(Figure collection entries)

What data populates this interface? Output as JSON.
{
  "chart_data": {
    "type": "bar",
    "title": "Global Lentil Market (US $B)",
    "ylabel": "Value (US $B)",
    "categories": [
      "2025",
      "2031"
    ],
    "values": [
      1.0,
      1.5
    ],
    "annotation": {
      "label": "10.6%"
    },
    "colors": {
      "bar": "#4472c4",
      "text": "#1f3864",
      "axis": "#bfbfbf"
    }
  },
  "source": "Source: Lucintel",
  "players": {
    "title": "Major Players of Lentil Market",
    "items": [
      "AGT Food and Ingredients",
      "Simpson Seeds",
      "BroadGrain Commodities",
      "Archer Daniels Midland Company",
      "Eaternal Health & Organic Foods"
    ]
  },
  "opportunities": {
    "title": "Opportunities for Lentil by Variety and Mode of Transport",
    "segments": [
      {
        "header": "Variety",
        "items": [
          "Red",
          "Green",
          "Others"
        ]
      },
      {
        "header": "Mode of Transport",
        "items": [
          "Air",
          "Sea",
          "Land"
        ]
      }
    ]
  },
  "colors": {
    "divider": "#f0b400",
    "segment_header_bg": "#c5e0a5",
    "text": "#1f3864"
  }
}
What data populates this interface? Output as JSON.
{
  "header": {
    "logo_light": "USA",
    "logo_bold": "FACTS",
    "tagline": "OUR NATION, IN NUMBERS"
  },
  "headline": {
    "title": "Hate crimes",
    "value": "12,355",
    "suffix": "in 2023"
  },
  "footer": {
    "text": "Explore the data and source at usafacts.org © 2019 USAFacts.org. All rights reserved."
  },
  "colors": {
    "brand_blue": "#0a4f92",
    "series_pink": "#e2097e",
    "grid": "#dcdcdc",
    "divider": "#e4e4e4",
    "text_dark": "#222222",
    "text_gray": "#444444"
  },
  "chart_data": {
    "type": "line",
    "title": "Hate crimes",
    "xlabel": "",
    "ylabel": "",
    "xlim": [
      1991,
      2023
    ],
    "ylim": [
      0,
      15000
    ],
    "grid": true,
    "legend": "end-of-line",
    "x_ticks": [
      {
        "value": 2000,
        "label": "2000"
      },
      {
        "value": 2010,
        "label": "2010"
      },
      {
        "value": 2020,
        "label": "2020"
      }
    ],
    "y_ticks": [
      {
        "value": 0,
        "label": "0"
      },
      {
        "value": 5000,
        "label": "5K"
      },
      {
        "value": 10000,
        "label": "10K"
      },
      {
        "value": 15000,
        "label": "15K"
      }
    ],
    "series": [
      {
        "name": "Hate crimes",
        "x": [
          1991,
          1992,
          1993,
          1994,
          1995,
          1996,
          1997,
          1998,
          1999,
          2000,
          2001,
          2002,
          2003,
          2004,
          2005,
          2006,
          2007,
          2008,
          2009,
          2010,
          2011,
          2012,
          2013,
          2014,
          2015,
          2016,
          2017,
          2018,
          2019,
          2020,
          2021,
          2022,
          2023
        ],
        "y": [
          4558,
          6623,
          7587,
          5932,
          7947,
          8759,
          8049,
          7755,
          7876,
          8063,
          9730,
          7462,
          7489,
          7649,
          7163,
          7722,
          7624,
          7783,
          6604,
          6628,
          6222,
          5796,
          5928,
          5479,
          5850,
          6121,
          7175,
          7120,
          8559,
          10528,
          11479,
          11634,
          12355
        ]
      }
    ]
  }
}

▶ **WHAT YOU ARE ASKED TO DO**: Scan the data for the word "Transport" and copy every line where it shows up.

▶ **ANSWER TO THE EXERCISE**:
    "title": "Opportunities for Lentil by Variety and Mode of Transport",
        "header": "Mode of Transport",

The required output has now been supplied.